Print all the records exactly, please.

*INPUT*
=-=-=

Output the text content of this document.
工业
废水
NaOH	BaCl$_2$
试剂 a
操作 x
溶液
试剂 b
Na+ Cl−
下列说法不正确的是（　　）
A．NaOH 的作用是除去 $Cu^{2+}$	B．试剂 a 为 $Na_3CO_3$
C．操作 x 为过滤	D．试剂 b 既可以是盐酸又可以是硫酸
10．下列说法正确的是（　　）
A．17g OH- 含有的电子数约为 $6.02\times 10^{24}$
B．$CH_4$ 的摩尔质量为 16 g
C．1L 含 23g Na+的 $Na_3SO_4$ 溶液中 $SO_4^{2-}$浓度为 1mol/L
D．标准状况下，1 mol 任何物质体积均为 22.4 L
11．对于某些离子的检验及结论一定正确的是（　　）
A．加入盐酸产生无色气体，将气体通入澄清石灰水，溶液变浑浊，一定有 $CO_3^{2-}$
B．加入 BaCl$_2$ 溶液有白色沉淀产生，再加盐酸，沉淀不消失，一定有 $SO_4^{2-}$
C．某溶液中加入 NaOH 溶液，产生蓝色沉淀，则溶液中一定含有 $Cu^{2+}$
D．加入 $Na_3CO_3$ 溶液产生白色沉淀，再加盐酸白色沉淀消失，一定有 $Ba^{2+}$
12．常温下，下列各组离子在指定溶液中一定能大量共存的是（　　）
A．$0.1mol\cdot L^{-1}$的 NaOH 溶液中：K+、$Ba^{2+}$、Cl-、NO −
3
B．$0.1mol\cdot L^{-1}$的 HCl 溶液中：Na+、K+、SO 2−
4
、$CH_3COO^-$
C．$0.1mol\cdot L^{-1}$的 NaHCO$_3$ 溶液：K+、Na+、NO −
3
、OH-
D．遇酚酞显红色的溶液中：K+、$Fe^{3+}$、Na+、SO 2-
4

=-=-=

*ANSWER TO THIS EXERCISE*
Output the text content of this document.
工业
废水
NaOH	BaCl$_2$
试剂 a
操作 x
溶液
试剂 b
Na+ Cl−
下列说法不正确的是（　　）
A．NaOH 的作用是除去 $Cu^{2+}$	B．试剂 a 为 $Na_3CO_3$
C．操作 x 为过滤	D．试剂 b 既可以是盐酸又可以是硫酸
10．下列说法正确的是（　　）
A．17g OH- 含有的电子数约为 $6.02\times 10^{24}$
B．$CH_4$ 的摩尔质量为 16 g
C．1L 含 23g Na+的 $Na_3SO_4$ 溶液中 $SO_4^{2-}$浓度为 1mol/L
D．标准状况下，1 mol 任何物质体积均为 22.4 L
11．对于某些离子的检验及结论一定正确的是（　　）
A．加入盐酸产生无色气体，将气体通入澄清石灰水，溶液变浑浊，一定有 $CO_3^{2-}$
B．加入 BaCl$_2$ 溶液有白色沉淀产生，再加盐酸，沉淀不消失，一定有 $SO_4^{2-}$
C．某溶液中加入 NaOH 溶液，产生蓝色沉淀，则溶液中一定含有 $Cu^{2+}$
D．加入 $Na_3CO_3$ 溶液产生白色沉淀，再加盐酸白色沉淀消失，一定有 $Ba^{2+}$
12．常温下，下列各组离子在指定溶液中一定能大量共存的是（　　）
A．$0.1mol\cdot L^{-1}$的 NaOH 溶液中：K+、$Ba^{2+}$、Cl-、NO −
3
B．$0.1mol\cdot L^{-1}$的 HCl 溶液中：Na+、K+、SO 2−
4
、$CH_3COO^-$
C．$0.1mol\cdot L^{-1}$的 NaHCO$_3$ 溶液：K+、Na+、NO −
3
、OH-
D．遇酚酞显红色的溶液中：K+、$Fe^{3+}$、Na+、SO 2-
4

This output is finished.